__WHAT IS REQUIRED__. Retype the lines of the material verbatim, from the line containing "- hero-title: Find" up to and including the line containing "- category-link[interactable]: Property: [288, 73, 353, 93]".

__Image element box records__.
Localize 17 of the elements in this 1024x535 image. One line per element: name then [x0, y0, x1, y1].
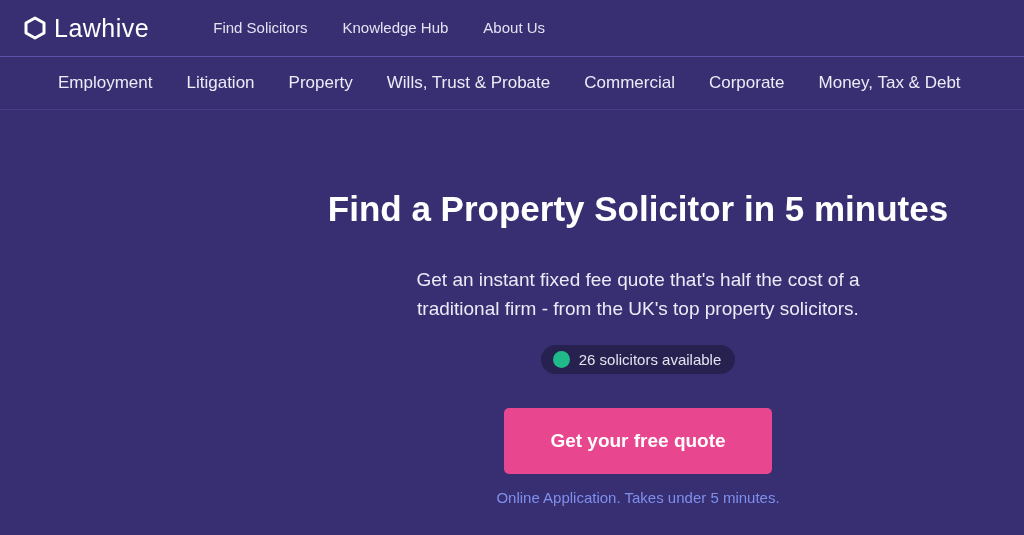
- hero-title: Find a Property Solicitor in 5 minutes: [327, 188, 949, 230]
- category-link[interactable]: Litigation: [186, 73, 255, 93]
- category-link[interactable]: Employment: [58, 73, 153, 93]
- category-link[interactable]: Commercial: [584, 73, 675, 93]
- category-link[interactable]: Wills, Trust & Probate: [386, 73, 551, 93]
- nav-link[interactable]: About Us: [483, 19, 546, 36]
- category-link[interactable]: Money, Tax & Debt: [818, 73, 961, 93]
- nav-link[interactable]: Find Solicitors: [213, 19, 308, 36]
- quote-button[interactable]: Get your free quote: [504, 408, 772, 474]
- hero-subtitle: Get an instant fixed fee quote that's half the cost of a traditional firm - from the UK's top property solicitors.: [415, 268, 861, 321]
- application-note: Online Application. Takes under 5 minutes.: [496, 489, 780, 506]
- hexagon-logo-icon: [24, 16, 46, 40]
- availability-text: 26 solicitors available: [578, 351, 722, 368]
- category-link[interactable]: Corporate: [708, 73, 785, 93]
- brand-name[interactable]: Lawhive: [54, 13, 150, 43]
- nav-link[interactable]: Knowledge Hub: [342, 19, 449, 36]
- category-link[interactable]: Property: [288, 73, 353, 93]
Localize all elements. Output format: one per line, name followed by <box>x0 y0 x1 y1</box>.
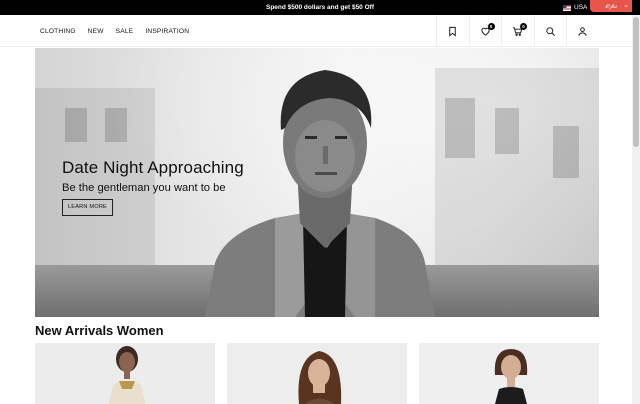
nav-item-clothing[interactable]: CLOTHING <box>40 28 76 35</box>
hero-banner: Date Night Approaching Be the gentleman … <box>35 48 599 317</box>
hero-subtitle: Be the gentleman you want to be <box>62 182 226 194</box>
product-image <box>35 343 215 404</box>
account-button[interactable] <box>566 15 599 47</box>
product-grid <box>35 343 599 404</box>
product-card[interactable] <box>419 343 599 404</box>
section-title: New Arrivals Women <box>35 323 164 338</box>
product-card[interactable] <box>227 343 407 404</box>
page-scrollbar[interactable] <box>632 15 640 404</box>
wishlist-count: 0 <box>487 23 495 30</box>
bookmark-icon <box>449 26 456 37</box>
cart-count: 0 <box>520 23 527 30</box>
nav-item-new[interactable]: NEW <box>88 28 104 35</box>
chevron-down-icon: ⌄ <box>623 1 629 9</box>
promo-bar: Spend $500 dollars and get $50 Off USA ⌄… <box>0 0 640 15</box>
search-icon <box>546 26 555 36</box>
product-image <box>419 343 599 404</box>
learn-more-button[interactable]: LEARN MORE <box>62 199 113 216</box>
site-header: CLOTHING NEW SALE INSPIRATION 0 0 <box>0 15 632 47</box>
main-nav: CLOTHING NEW SALE INSPIRATION <box>40 15 189 47</box>
bookmark-button[interactable] <box>436 15 469 47</box>
brand-badge-text: ℯ𝓅𝓈 <box>605 1 617 10</box>
wishlist-button[interactable]: 0 <box>468 15 502 47</box>
brand-badge[interactable]: ℯ𝓅𝓈 ⌄ <box>590 0 632 12</box>
nav-item-inspiration[interactable]: INSPIRATION <box>145 28 189 35</box>
nav-item-sale[interactable]: SALE <box>116 28 134 35</box>
cart-button[interactable]: 0 <box>501 15 534 47</box>
window <box>445 98 475 158</box>
window <box>65 108 87 142</box>
window <box>105 108 127 142</box>
product-image <box>227 343 407 404</box>
us-flag-icon <box>563 4 571 11</box>
locale-country: USA <box>574 4 588 11</box>
hero-copy: Date Night Approaching Be the gentleman … <box>62 158 244 216</box>
promo-text: Spend $500 dollars and get $50 Off <box>265 4 374 11</box>
user-icon <box>578 26 587 36</box>
window <box>553 126 579 178</box>
search-button[interactable] <box>533 15 567 47</box>
scrollbar-thumb[interactable] <box>633 17 639 147</box>
window <box>495 108 519 154</box>
header-icons: 0 0 <box>436 15 599 47</box>
hero-title: Date Night Approaching <box>62 158 244 177</box>
product-card[interactable] <box>35 343 215 404</box>
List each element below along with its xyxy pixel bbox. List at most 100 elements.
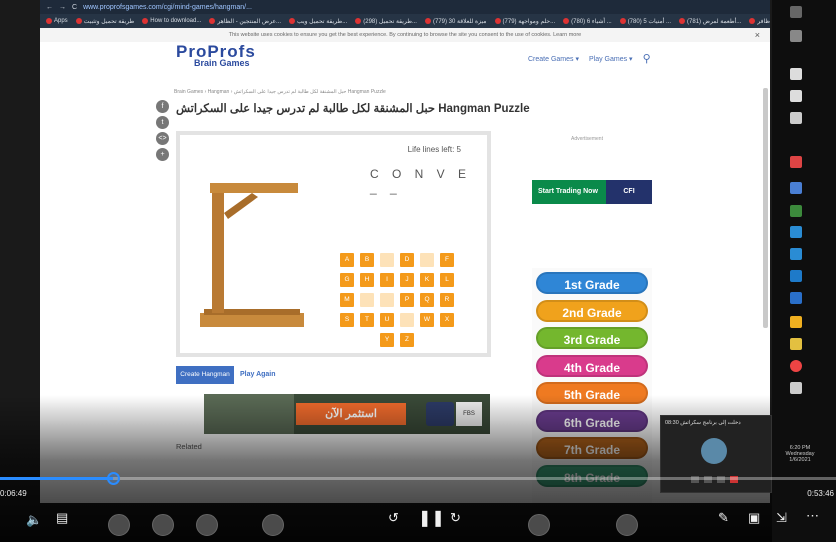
app-icon[interactable] [790, 205, 802, 217]
letter-key[interactable]: A [340, 253, 354, 267]
participant-avatar[interactable] [152, 514, 174, 536]
forward-30-icon[interactable]: ↻ [450, 510, 461, 526]
bookmark-item[interactable]: طريقة تحميل وتثبيت [75, 18, 134, 25]
letter-key[interactable]: P [400, 293, 414, 307]
grade-link[interactable]: 4th Grade [536, 354, 648, 377]
search-icon[interactable] [790, 6, 802, 18]
grade-link[interactable]: 8th Grade [536, 464, 648, 487]
bookmark-item[interactable]: How to download... [142, 18, 201, 24]
letter-key[interactable]: Z [400, 333, 414, 347]
letter-key[interactable]: R [440, 293, 454, 307]
letter-key[interactable]: J [400, 273, 414, 287]
page-scrollbar[interactable] [763, 88, 768, 328]
pause-icon[interactable]: ❚❚ [418, 508, 445, 528]
plus-icon[interactable]: + [156, 148, 169, 161]
letter-key[interactable]: S [340, 313, 354, 327]
chrome-icon[interactable] [790, 360, 802, 372]
grade-link[interactable]: 7th Grade [536, 437, 648, 459]
grade-link[interactable]: 6th Grade [536, 409, 648, 432]
reload-icon[interactable]: C [72, 4, 77, 11]
volume-icon[interactable]: 🔈 [26, 512, 42, 528]
home-icon[interactable] [790, 30, 802, 42]
letter-key[interactable] [380, 293, 394, 307]
play-again-link[interactable]: Play Again [240, 371, 276, 378]
more-icon[interactable]: ⋯ [806, 508, 819, 524]
bookmark-item[interactable]: (781) أطعمة لمرض... [679, 18, 741, 25]
grade-link[interactable]: 3rd Grade [536, 327, 648, 349]
settings-icon[interactable] [790, 68, 802, 80]
bookmark-item[interactable]: (780) 5 أمنيات ... [619, 18, 671, 25]
participant-avatar[interactable] [196, 514, 218, 536]
bag-icon[interactable] [790, 112, 802, 124]
letter-key[interactable]: G [340, 273, 354, 287]
progress-knob[interactable] [106, 472, 120, 485]
letter-key[interactable]: M [340, 293, 354, 307]
mail-icon[interactable] [790, 270, 802, 282]
exit-fullscreen-icon[interactable]: ⇲ [776, 510, 787, 526]
back-icon[interactable]: ← [46, 4, 53, 11]
window-icon[interactable] [790, 90, 802, 102]
browser-address-bar[interactable]: ← → C www.proprofsgames.com/cgi/mind-gam… [40, 0, 770, 14]
letter-key[interactable]: B [360, 253, 374, 267]
letter-key[interactable]: Y [380, 333, 394, 347]
pen-icon[interactable]: ✎ [718, 510, 729, 526]
letter-key[interactable] [380, 253, 394, 267]
bookmark-item[interactable]: (779) حلم ومواجهة... [494, 18, 555, 25]
letter-key[interactable]: L [440, 273, 454, 287]
video-progress-bar[interactable] [0, 472, 836, 485]
close-icon[interactable]: × [755, 28, 760, 42]
search-icon[interactable]: ⚲ [643, 52, 651, 65]
twitter-icon[interactable]: t [156, 116, 169, 129]
bookmark-item[interactable]: طريقة تحميل ويب... [289, 18, 347, 25]
letter-key[interactable]: Q [420, 293, 434, 307]
app-icon[interactable] [790, 382, 802, 394]
letter-key[interactable]: W [420, 313, 434, 327]
letter-key[interactable]: U [380, 313, 394, 327]
nav-create-games[interactable]: Create Games ▾ [528, 55, 579, 63]
letter-key[interactable]: K [420, 273, 434, 287]
letter-key[interactable]: T [360, 313, 374, 327]
participant-avatar[interactable] [616, 514, 638, 536]
participant-avatar[interactable] [528, 514, 550, 536]
bookmark-item[interactable]: عرض المنتجين - الظاهر... [209, 18, 281, 25]
participant-avatar[interactable] [262, 514, 284, 536]
bookmark-item[interactable]: تزيين الأظافر... [749, 18, 770, 25]
edge-icon[interactable] [790, 226, 802, 238]
forward-icon[interactable]: → [59, 4, 66, 11]
grade-link[interactable]: 5th Grade [536, 382, 648, 404]
app-icon[interactable] [790, 156, 802, 168]
meeting-mini-window[interactable]: دخلت إلى برنامج سكراتش 08:30 [660, 415, 772, 493]
letter-key[interactable]: D [400, 253, 414, 267]
letter-key[interactable] [420, 253, 434, 267]
create-hangman-button[interactable]: Create Hangman [176, 366, 234, 384]
grade-link[interactable]: 1st Grade [536, 272, 648, 294]
grade-link[interactable]: 2nd Grade [536, 299, 648, 322]
app-icon[interactable] [790, 248, 802, 260]
participant-avatar[interactable] [108, 514, 130, 536]
app-icon[interactable] [790, 182, 802, 194]
bookmark-item[interactable]: (779) 30 ميزة للعلاقة [424, 18, 487, 25]
nav-play-games[interactable]: Play Games ▾ [589, 55, 633, 63]
app-icon[interactable] [790, 338, 802, 350]
embed-icon[interactable]: <> [156, 132, 169, 145]
rewind-10-icon[interactable]: ↺ [388, 510, 399, 526]
folder-icon[interactable] [790, 316, 802, 328]
trading-ad[interactable]: Start Trading Now CFI [532, 180, 652, 204]
bookmark-item[interactable]: Apps [46, 18, 68, 24]
url-text[interactable]: www.proprofsgames.com/cgi/mind-games/han… [83, 4, 252, 11]
captions-icon[interactable]: ▤ [56, 510, 68, 526]
letter-key[interactable] [360, 293, 374, 307]
ad-cta-button[interactable]: استثمر الآن [296, 403, 406, 425]
app-icon[interactable] [790, 292, 802, 304]
letter-key[interactable]: X [440, 313, 454, 327]
letter-key[interactable] [400, 313, 414, 327]
letter-key[interactable]: I [380, 273, 394, 287]
site-logo[interactable]: ProProfs Brain Games [176, 42, 266, 70]
breadcrumb[interactable]: Brain Games › Hangman › حبل المشنقة لكل … [174, 89, 386, 95]
letter-key[interactable]: F [440, 253, 454, 267]
pip-icon[interactable]: ▣ [748, 510, 760, 526]
bookmark-item[interactable]: (298) طريقة تحميل... [355, 18, 417, 25]
bookmark-item[interactable]: (780) 6 أشياء ... [563, 18, 612, 25]
ad-banner[interactable]: استثمر الآن FBS [204, 394, 490, 434]
letter-key[interactable]: H [360, 273, 374, 287]
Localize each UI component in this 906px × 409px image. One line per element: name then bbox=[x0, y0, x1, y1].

__REPLY__.
- hero-title: Find a Property Solicitor in 5 minutes: [327, 188, 949, 230]
- category-link[interactable]: Litigation: [186, 73, 255, 93]
- category-link[interactable]: Employment: [58, 73, 153, 93]
- category-link[interactable]: Commercial: [584, 73, 675, 93]
- category-link[interactable]: Wills, Trust & Probate: [386, 73, 551, 93]
- nav-link[interactable]: About Us: [483, 19, 546, 36]
- category-link[interactable]: Money, Tax & Debt: [818, 73, 961, 93]
- nav-link[interactable]: Find Solicitors: [213, 19, 308, 36]
- quote-button[interactable]: Get your free quote: [504, 408, 772, 474]
- hero-subtitle: Get an instant fixed fee quote that's half the cost of a traditional firm - from the UK's top property solicitors.: [415, 268, 861, 321]
- application-note: Online Application. Takes under 5 minutes.: [496, 489, 780, 506]
- hexagon-logo-icon: [24, 16, 46, 40]
- availability-text: 26 solicitors available: [578, 351, 722, 368]
- category-link[interactable]: Corporate: [708, 73, 785, 93]
- brand-name[interactable]: Lawhive: [54, 13, 150, 43]
- nav-link[interactable]: Knowledge Hub: [342, 19, 449, 36]
- category-link[interactable]: Property: [288, 73, 353, 93]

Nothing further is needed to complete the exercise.